What to work on
The records underneath are to be repeated exactly, with the pictures left out.
━━━ Entries supplied
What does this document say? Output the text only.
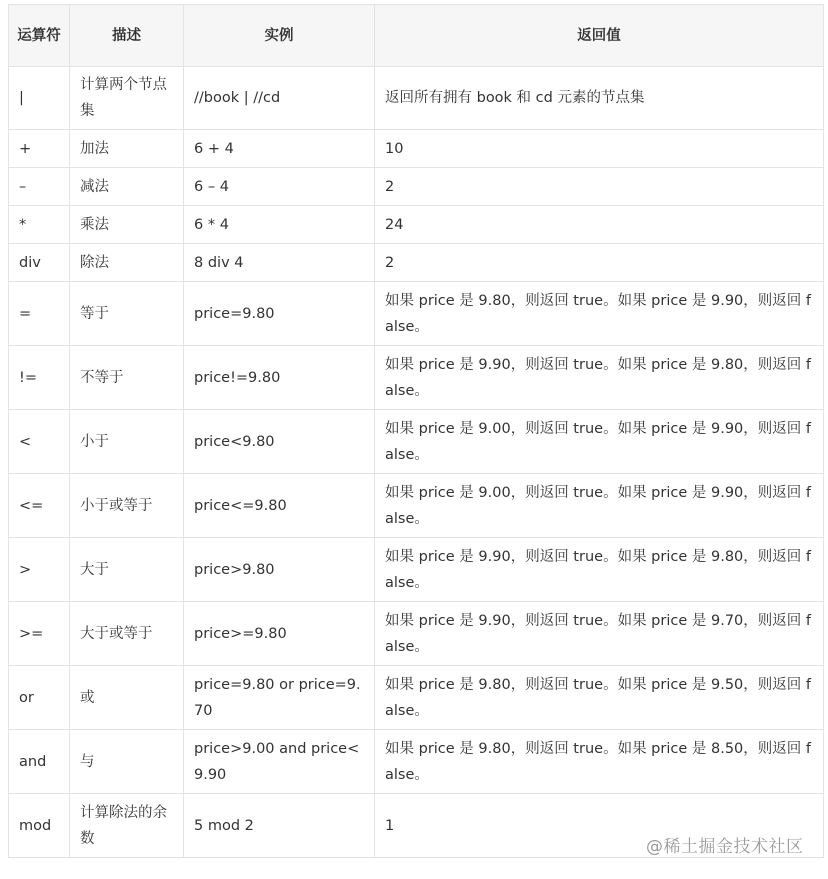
运算符	描述	实例	返回值
|	计算两个节点集	//book | //cd	返回所有拥有 book 和 cd 元素的节点集
+	加法	6 + 4	10
–	减法	6 – 4	2
*	乘法	6 * 4	24
div	除法	8 div 4	2
=	等于	price=9.80	如果 price 是 9.80，则返回 true。如果 price 是 9.90，则返回 false。
!=	不等于	price!=9.80	如果 price 是 9.90，则返回 true。如果 price 是 9.80，则返回 false。
<	小于	price<9.80	如果 price 是 9.00，则返回 true。如果 price 是 9.90，则返回 false。
<=	小于或等于	price<=9.80	如果 price 是 9.00，则返回 true。如果 price 是 9.90，则返回 false。
>	大于	price>9.80	如果 price 是 9.90，则返回 true。如果 price 是 9.80，则返回 false。
>=	大于或等于	price>=9.80	如果 price 是 9.90，则返回 true。如果 price 是 9.70，则返回 false。
or	或	price=9.80 or price=9.70	如果 price 是 9.80，则返回 true。如果 price 是 9.50，则返回 false。
and	与	price>9.00 and price<9.90	如果 price 是 9.80，则返回 true。如果 price 是 8.50，则返回 false。
mod	计算除法的余数	5 mod 2	1
@稀土掘金技术社区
━━━━━━
Correct answer
What does this document say? Output the text only.
运算符	描述	实例	返回值
|	计算两个节点集	//book | //cd	返回所有拥有 book 和 cd 元素的节点集
+	加法	6 + 4	10
–	减法	6 – 4	2
*	乘法	6 * 4	24
div	除法	8 div 4	2
=	等于	price=9.80	如果 price 是 9.80，则返回 true。如果 price 是 9.90，则返回 false。
!=	不等于	price!=9.80	如果 price 是 9.90，则返回 true。如果 price 是 9.80，则返回 false。
<	小于	price<9.80	如果 price 是 9.00，则返回 true。如果 price 是 9.90，则返回 false。
<=	小于或等于	price<=9.80	如果 price 是 9.00，则返回 true。如果 price 是 9.90，则返回 false。
>	大于	price>9.80	如果 price 是 9.90，则返回 true。如果 price 是 9.80，则返回 false。
>=	大于或等于	price>=9.80	如果 price 是 9.90，则返回 true。如果 price 是 9.70，则返回 false。
or	或	price=9.80 or price=9.70	如果 price 是 9.80，则返回 true。如果 price 是 9.50，则返回 false。
and	与	price>9.00 and price<9.90	如果 price 是 9.80，则返回 true。如果 price 是 8.50，则返回 false。
mod	计算除法的余数	5 mod 2	1
@稀土掘金技术社区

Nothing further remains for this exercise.